# [TASK STATEMENT]
Transcribe the whole listing below without changing a word, but leave out every image.
++++ SUPPLIED RECORDS ++++
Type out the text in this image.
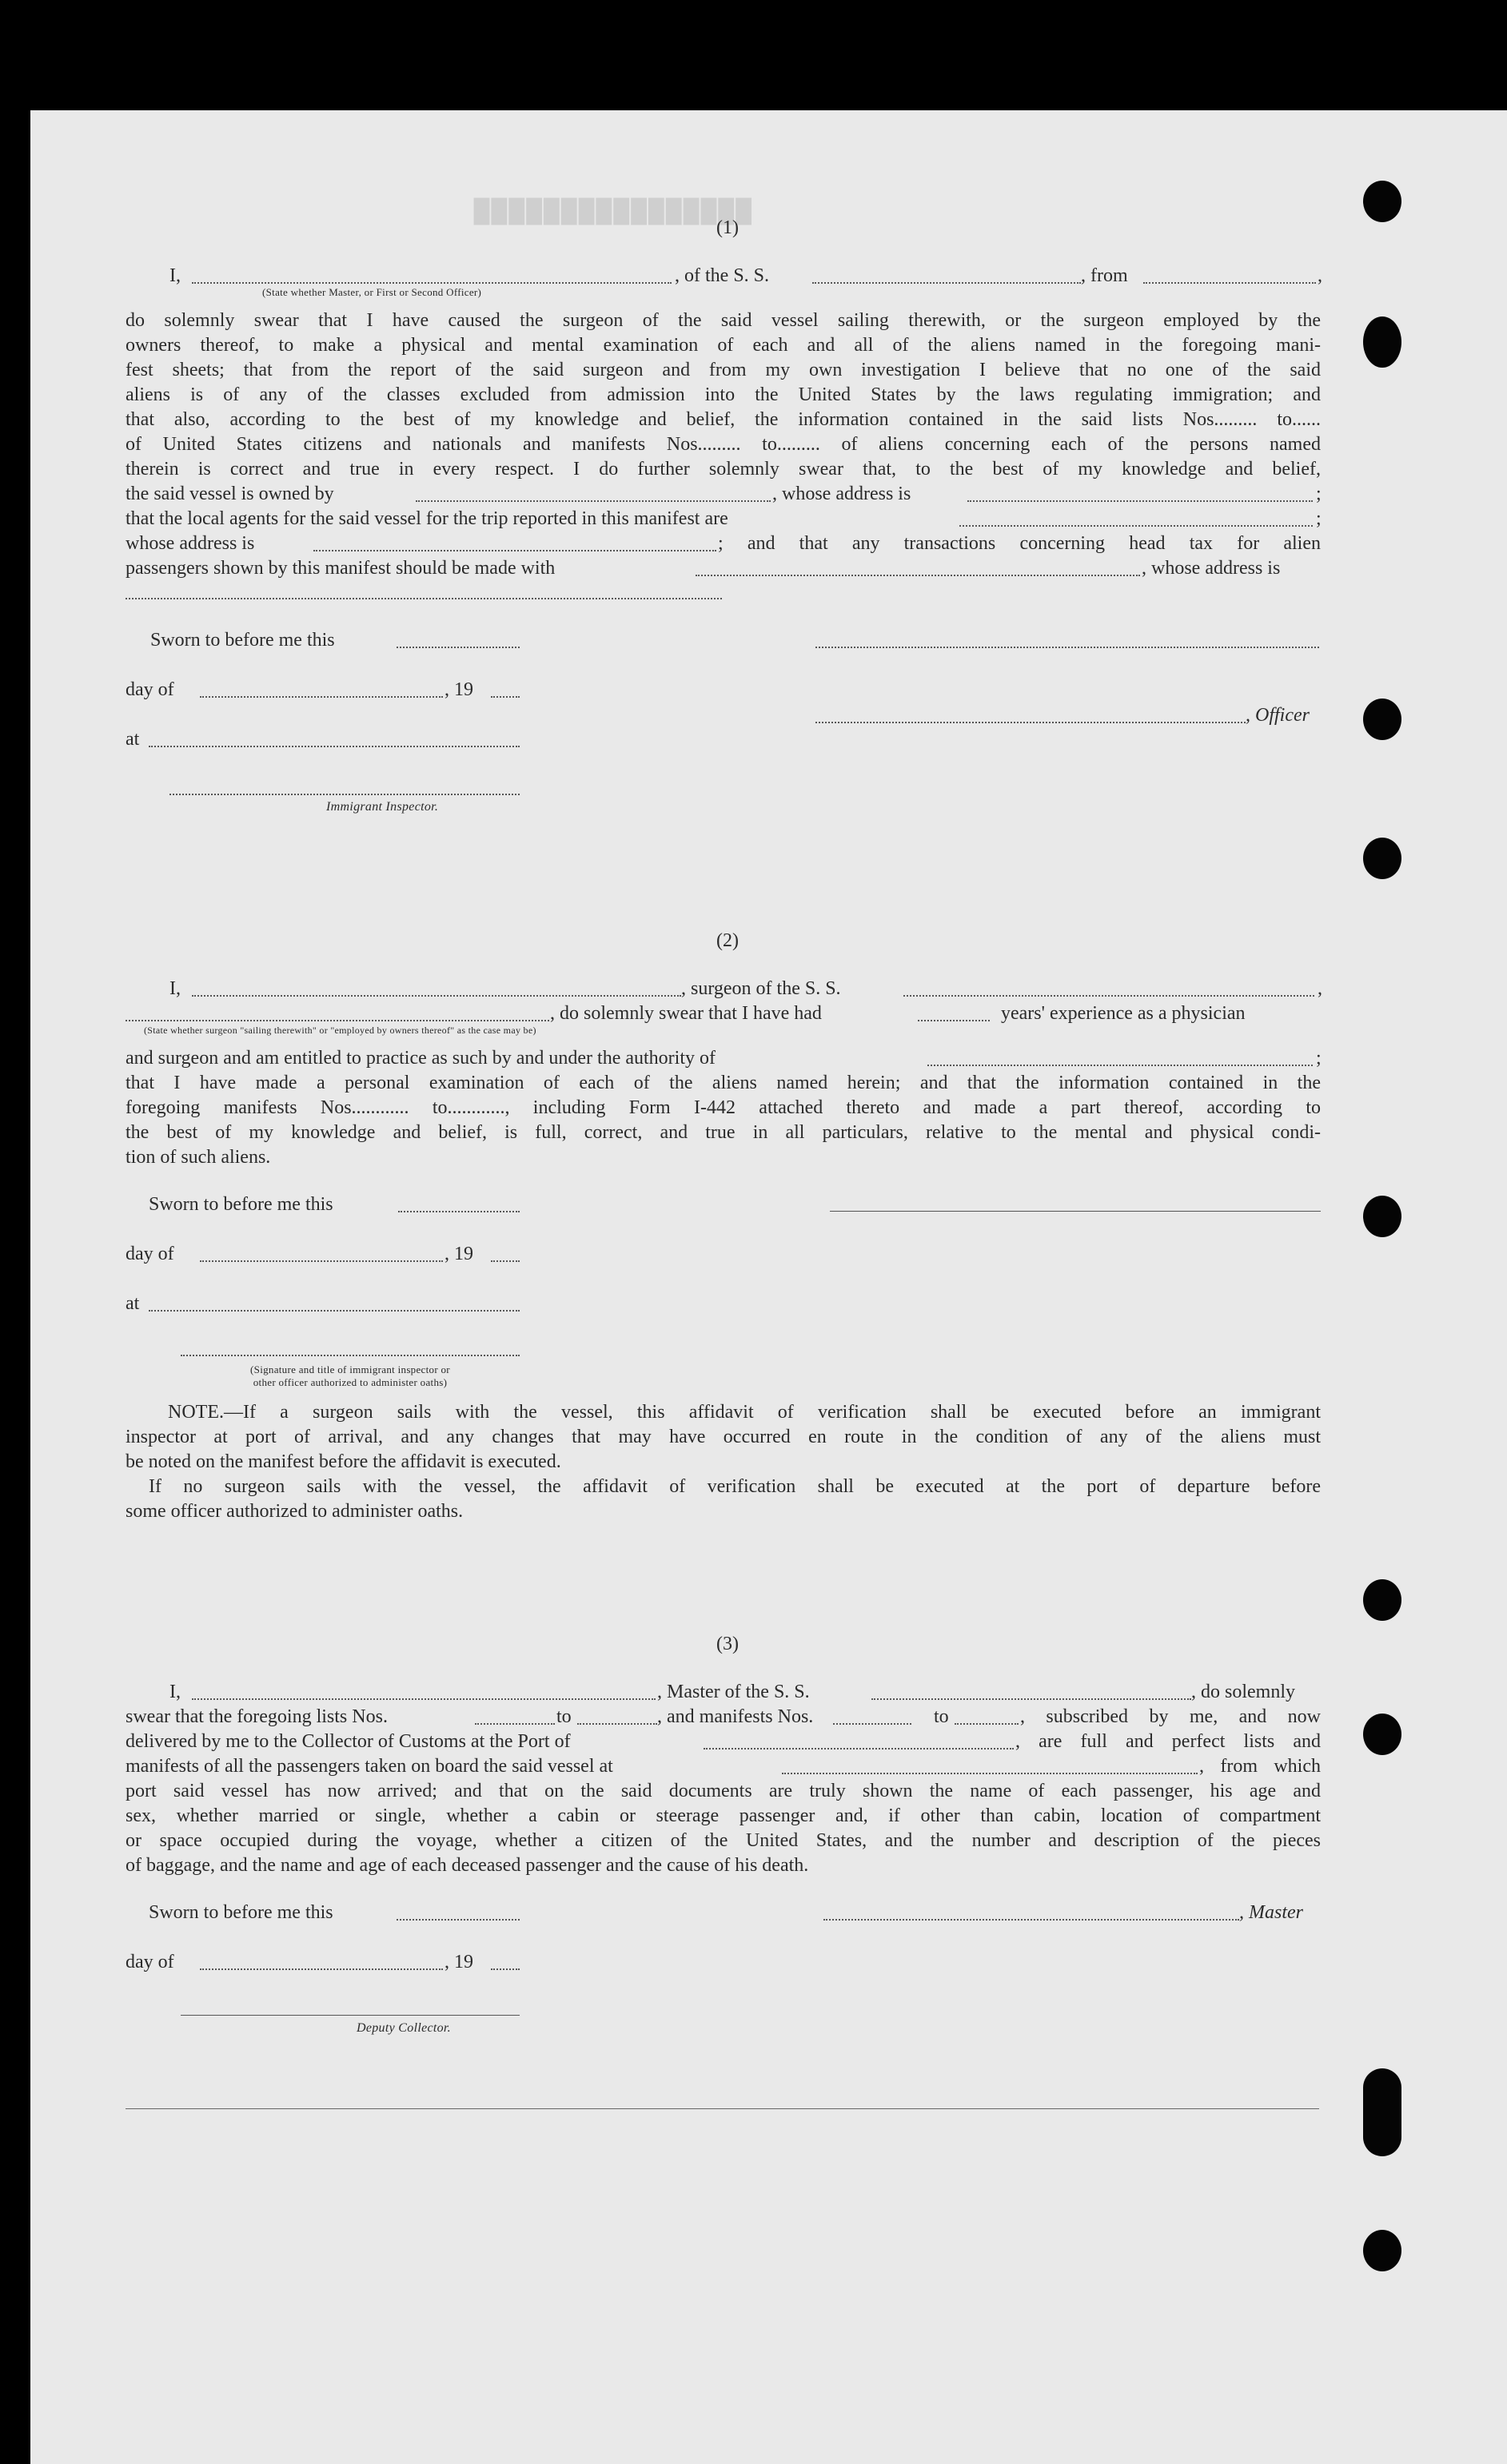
████████████████
(1)
I,	, of the S. S.	, from	,
(State whether Master, or First or Second Officer)
do solemnly swear that I have caused the surgeon of the said vessel sailing therewith, or the surgeon employed by the
owners thereof, to make a physical and mental examination of each and all of the aliens named in the foregoing mani-
fest sheets; that from the report of the said surgeon and from my own investigation I believe that no one of the said
aliens is of any of the classes excluded from admission into the United States by the laws regulating immigration; and
that also, according to the best of my knowledge and belief, the information contained in the said lists Nos......... to......
of United States citizens and nationals and manifests Nos......... to......... of aliens concerning each of the persons named
therein is correct and true in every respect. I do further solemnly swear that, to the best of my knowledge and belief,
the said vessel is owned by	, whose address is	;
that the local agents for the said vessel for the trip reported in this manifest are	;
whose address is	; and that any transactions concerning head tax for alien
passengers shown by this manifest should be made with	, whose address is
Sworn to before me this
day of	, 19
, Officer
at
Immigrant Inspector.
(2)
I,	, surgeon of the S. S.	,
, do solemnly swear that I have had	years' experience as a physician
(State whether surgeon "sailing therewith" or "employed by owners thereof" as the case may be)
and surgeon and am entitled to practice as such by and under the authority of	;
that I have made a personal examination of each of the aliens named herein; and that the information contained in the
foregoing manifests Nos............ to............, including Form I-442 attached thereto and made a part thereof, according to
the best of my knowledge and belief, is full, correct, and true in all particulars, relative to the mental and physical condi-
tion of such aliens.
Sworn to before me this
day of	, 19
at
(Signature and title of immigrant inspector or
other officer authorized to administer oaths)
NOTE.—If a surgeon sails with the vessel, this affidavit of verification shall be executed before an immigrant
inspector at port of arrival, and any changes that may have occurred en route in the condition of any of the aliens must
be noted on the manifest before the affidavit is executed.
If no surgeon sails with the vessel, the affidavit of verification shall be executed at the port of departure before
some officer authorized to administer oaths.
(3)
I,	, Master of the S. S.	, do solemnly
swear that the foregoing lists Nos.	to	, and manifests Nos.	to	, subscribed by me, and now
delivered by me to the Collector of Customs at the Port of	, are full and perfect lists and
manifests of all the passengers taken on board the said vessel at	, from which
port said vessel has now arrived; and that on the said documents are truly shown the name of each passenger, his age and
sex, whether married or single, whether a cabin or steerage passenger and, if other than cabin, location of compartment
or space occupied during the voyage, whether a citizen of the United States, and the number and description of the pieces
of baggage, and the name and age of each deceased passenger and the cause of his death.
Sworn to before me this	, Master
day of	, 19
Deputy Collector.
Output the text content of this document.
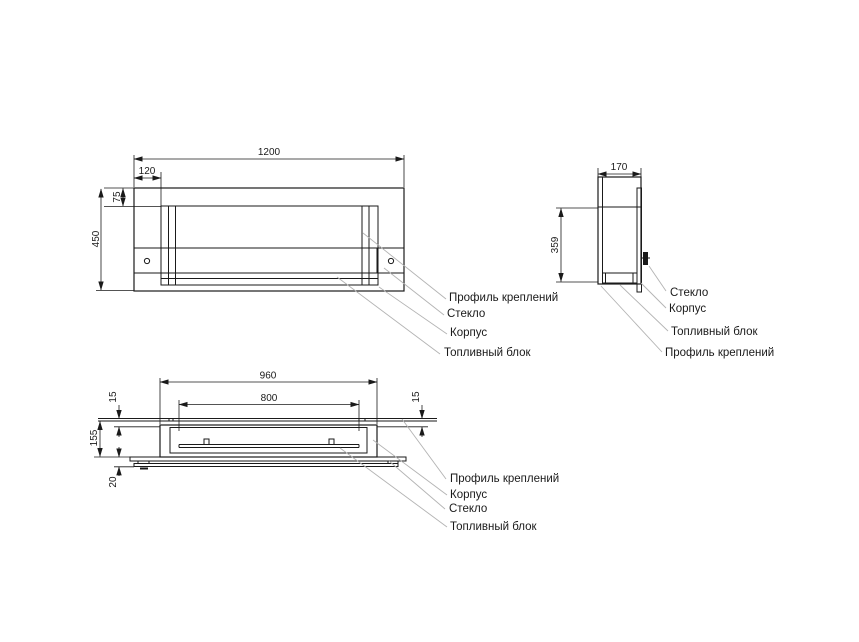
1200
120
75
450
Профиль креплений
Стекло
Корпус
Топливный блок
170
359
Стекло
Корпус
Топливный блок
Профиль креплений
960
800
15	15
155
20	Профиль креплений
Корпус
Стекло
Топливный блок
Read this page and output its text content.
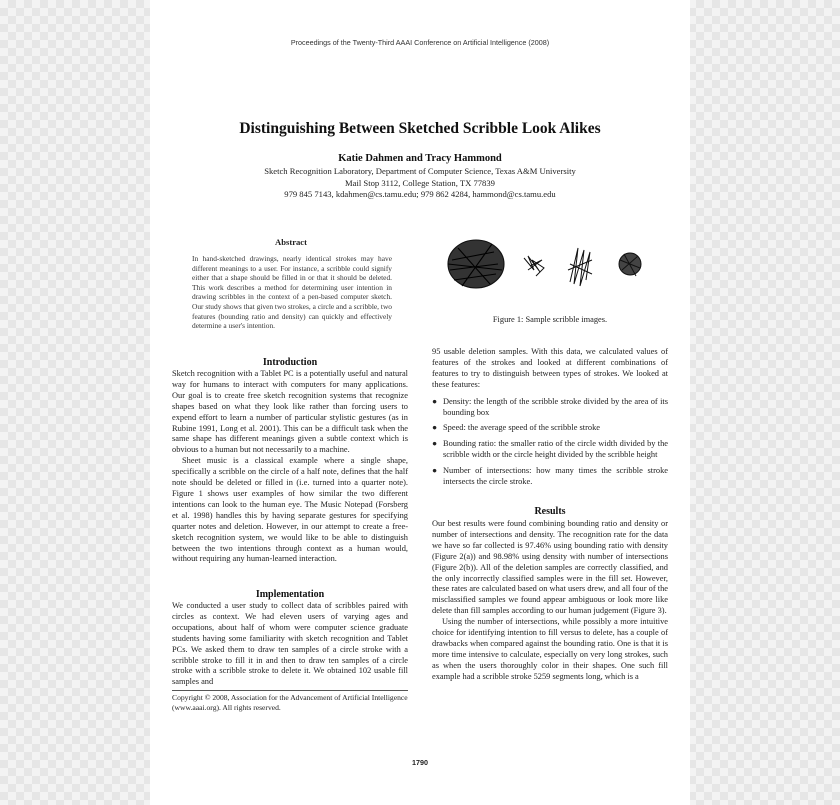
Proceedings of the Twenty-Third AAAI Conference on Artificial Intelligence (2008)
Distinguishing Between Sketched Scribble Look Alikes
Katie Dahmen and Tracy Hammond
Sketch Recognition Laboratory, Department of Computer Science, Texas A&M University
Mail Stop 3112, College Station, TX 77839
979 845 7143, kdahmen@cs.tamu.edu; 979 862 4284, hammond@cs.tamu.edu
Abstract
In hand-sketched drawings, nearly identical strokes may have different meanings to a user. For instance, a scribble could signify either that a shape should be filled in or that it should be deleted. This work describes a method for determining user intention in drawing scribbles in the context of a pen-based computer sketch. Our study shows that given two strokes, a circle and a scribble, two features (bounding ratio and density) can quickly and effectively determine a user's intention.
Figure 1: Sample scribble images.
Introduction

Sketch recognition with a Tablet PC is a potentially useful and natural way for humans to interact with computers for many applications. Our goal is to create free sketch recognition systems that recognize shapes based on what they look like rather than forcing users to expend effort to learn a number of particular stylistic gestures (as in Rubine 1991, Long et al. 2001). This can be a difficult task when the same shape has different meanings given a subtle context which is obvious to a human but not necessarily to a machine.

Sheet music is a classical example where a single shape, specifically a scribble on the circle of a half note, defines that the half note should be deleted or filled in (i.e. turned into a quarter note). Figure 1 shows user examples of how similar the two different intentions can look to the human eye. The Music Notepad (Forsberg et al. 1998) handles this by having separate gestures for specifying quarter notes and deletion. However, in our attempt to create a free-sketch recognition system, we would like to be able to distinguish between the two intentions through context as a human would, without requiring any human-learned interaction.

Implementation

We conducted a user study to collect data of scribbles paired with circles as context. We had eleven users of varying ages and occupations, about half of whom were computer science graduate students having some familiarity with sketch recognition and Tablet PCs. We asked them to draw ten samples of a circle stroke with a scribble stroke to fill it in and then to draw ten samples of a circle stroke with a scribble stroke to delete it. We obtained 102 usable fill samples and

Copyright © 2008, Association for the Advancement of Artificial Intelligence (www.aaai.org). All rights reserved.

95 usable deletion samples. With this data, we calculated values of features of the strokes and looked at different combinations of features to try to distinguish between types of strokes. We looked at these features:

● Density: the length of the scribble stroke divided by the area of its bounding box
● Speed: the average speed of the scribble stroke
● Bounding ratio: the smaller ratio of the circle width divided by the scribble width or the circle height divided by the scribble height
● Number of intersections: how many times the scribble stroke intersects the circle stroke.
Results

Our best results were found combining bounding ratio and density or number of intersections and density. The recognition rate for the data we have so far collected is 97.46% using bounding ratio with density (Figure 2(a)) and 98.98% using density with number of intersections (Figure 2(b)). All of the deletion samples are correctly classified, and the only incorrectly classified samples were in the fill set. However, these rates are calculated based on what users drew, and all four of the misclassified samples we found appear ambiguous or look more like delete than fill samples according to our human judgement (Figure 3).

Using the number of intersections, while possibly a more intuitive choice for identifying intention to fill versus to delete, has a couple of drawbacks when compared against the bounding ratio. One is that it is more time intensive to calculate, especially on very long strokes, such as when the users thoroughly color in their shapes. One such fill example had a scribble stroke 5259 segments long, which is a

1790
++++
# [SOLVED EXERCISE]
Type out the text in this image.
████████████████
(1)
I,	, of the S. S.	, from	,
(State whether Master, or First or Second Officer)
do solemnly swear that I have caused the surgeon of the said vessel sailing therewith, or the surgeon employed by the
owners thereof, to make a physical and mental examination of each and all of the aliens named in the foregoing mani-
fest sheets; that from the report of the said surgeon and from my own investigation I believe that no one of the said
aliens is of any of the classes excluded from admission into the United States by the laws regulating immigration; and
that also, according to the best of my knowledge and belief, the information contained in the said lists Nos......... to......
of United States citizens and nationals and manifests Nos......... to......... of aliens concerning each of the persons named
therein is correct and true in every respect. I do further solemnly swear that, to the best of my knowledge and belief,
the said vessel is owned by	, whose address is	;
that the local agents for the said vessel for the trip reported in this manifest are	;
whose address is	; and that any transactions concerning head tax for alien
passengers shown by this manifest should be made with	, whose address is
Sworn to before me this
day of	, 19
, Officer
at
Immigrant Inspector.
(2)
I,	, surgeon of the S. S.	,
, do solemnly swear that I have had	years' experience as a physician
(State whether surgeon "sailing therewith" or "employed by owners thereof" as the case may be)
and surgeon and am entitled to practice as such by and under the authority of	;
that I have made a personal examination of each of the aliens named herein; and that the information contained in the
foregoing manifests Nos............ to............, including Form I-442 attached thereto and made a part thereof, according to
the best of my knowledge and belief, is full, correct, and true in all particulars, relative to the mental and physical condi-
tion of such aliens.
Sworn to before me this
day of	, 19
at
(Signature and title of immigrant inspector or
other officer authorized to administer oaths)
NOTE.—If a surgeon sails with the vessel, this affidavit of verification shall be executed before an immigrant
inspector at port of arrival, and any changes that may have occurred en route in the condition of any of the aliens must
be noted on the manifest before the affidavit is executed.
If no surgeon sails with the vessel, the affidavit of verification shall be executed at the port of departure before
some officer authorized to administer oaths.
(3)
I,	, Master of the S. S.	, do solemnly
swear that the foregoing lists Nos.	to	, and manifests Nos.	to	, subscribed by me, and now
delivered by me to the Collector of Customs at the Port of	, are full and perfect lists and
manifests of all the passengers taken on board the said vessel at	, from which
port said vessel has now arrived; and that on the said documents are truly shown the name of each passenger, his age and
sex, whether married or single, whether a cabin or steerage passenger and, if other than cabin, location of compartment
or space occupied during the voyage, whether a citizen of the United States, and the number and description of the pieces
of baggage, and the name and age of each deceased passenger and the cause of his death.
Sworn to before me this	, Master
day of	, 19
Deputy Collector.
Output the text content of this document.
1200
120
75
450
Профиль креплений
Стекло
Корпус
Топливный блок
170
359
Стекло
Корпус
Топливный блок
Профиль креплений
960
800
15	15
155
20	Профиль креплений
Корпус
Стекло
Топливный блок
Read this page and output its text content.
Proceedings of the Twenty-Third AAAI Conference on Artificial Intelligence (2008)
Distinguishing Between Sketched Scribble Look Alikes
Katie Dahmen and Tracy Hammond
Sketch Recognition Laboratory, Department of Computer Science, Texas A&M University
Mail Stop 3112, College Station, TX 77839
979 845 7143, kdahmen@cs.tamu.edu; 979 862 4284, hammond@cs.tamu.edu
Abstract
In hand-sketched drawings, nearly identical strokes may have different meanings to a user. For instance, a scribble could signify either that a shape should be filled in or that it should be deleted. This work describes a method for determining user intention in drawing scribbles in the context of a pen-based computer sketch. Our study shows that given two strokes, a circle and a scribble, two features (bounding ratio and density) can quickly and effectively determine a user's intention.
Figure 1: Sample scribble images.
Introduction

Sketch recognition with a Tablet PC is a potentially useful and natural way for humans to interact with computers for many applications. Our goal is to create free sketch recognition systems that recognize shapes based on what they look like rather than forcing users to expend effort to learn a number of particular stylistic gestures (as in Rubine 1991, Long et al. 2001). This can be a difficult task when the same shape has different meanings given a subtle context which is obvious to a human but not necessarily to a machine.

Sheet music is a classical example where a single shape, specifically a scribble on the circle of a half note, defines that the half note should be deleted or filled in (i.e. turned into a quarter note). Figure 1 shows user examples of how similar the two different intentions can look to the human eye. The Music Notepad (Forsberg et al. 1998) handles this by having separate gestures for specifying quarter notes and deletion. However, in our attempt to create a free-sketch recognition system, we would like to be able to distinguish between the two intentions through context as a human would, without requiring any human-learned interaction.

Implementation

We conducted a user study to collect data of scribbles paired with circles as context. We had eleven users of varying ages and occupations, about half of whom were computer science graduate students having some familiarity with sketch recognition and Tablet PCs. We asked them to draw ten samples of a circle stroke with a scribble stroke to fill it in and then to draw ten samples of a circle stroke with a scribble stroke to delete it. We obtained 102 usable fill samples and

Copyright © 2008, Association for the Advancement of Artificial Intelligence (www.aaai.org). All rights reserved.

95 usable deletion samples. With this data, we calculated values of features of the strokes and looked at different combinations of features to try to distinguish between types of strokes. We looked at these features:

● Density: the length of the scribble stroke divided by the area of its bounding box
● Speed: the average speed of the scribble stroke
● Bounding ratio: the smaller ratio of the circle width divided by the scribble width or the circle height divided by the scribble height
● Number of intersections: how many times the scribble stroke intersects the circle stroke.
Results

Our best results were found combining bounding ratio and density or number of intersections and density. The recognition rate for the data we have so far collected is 97.46% using bounding ratio with density (Figure 2(a)) and 98.98% using density with number of intersections (Figure 2(b)). All of the deletion samples are correctly classified, and the only incorrectly classified samples were in the fill set. However, these rates are calculated based on what users drew, and all four of the misclassified samples we found appear ambiguous or look more like delete than fill samples according to our human judgement (Figure 3).

Using the number of intersections, while possibly a more intuitive choice for identifying intention to fill versus to delete, has a couple of drawbacks when compared against the bounding ratio. One is that it is more time intensive to calculate, especially on very long strokes, such as when the users thoroughly color in their shapes. One such fill example had a scribble stroke 5259 segments long, which is a

1790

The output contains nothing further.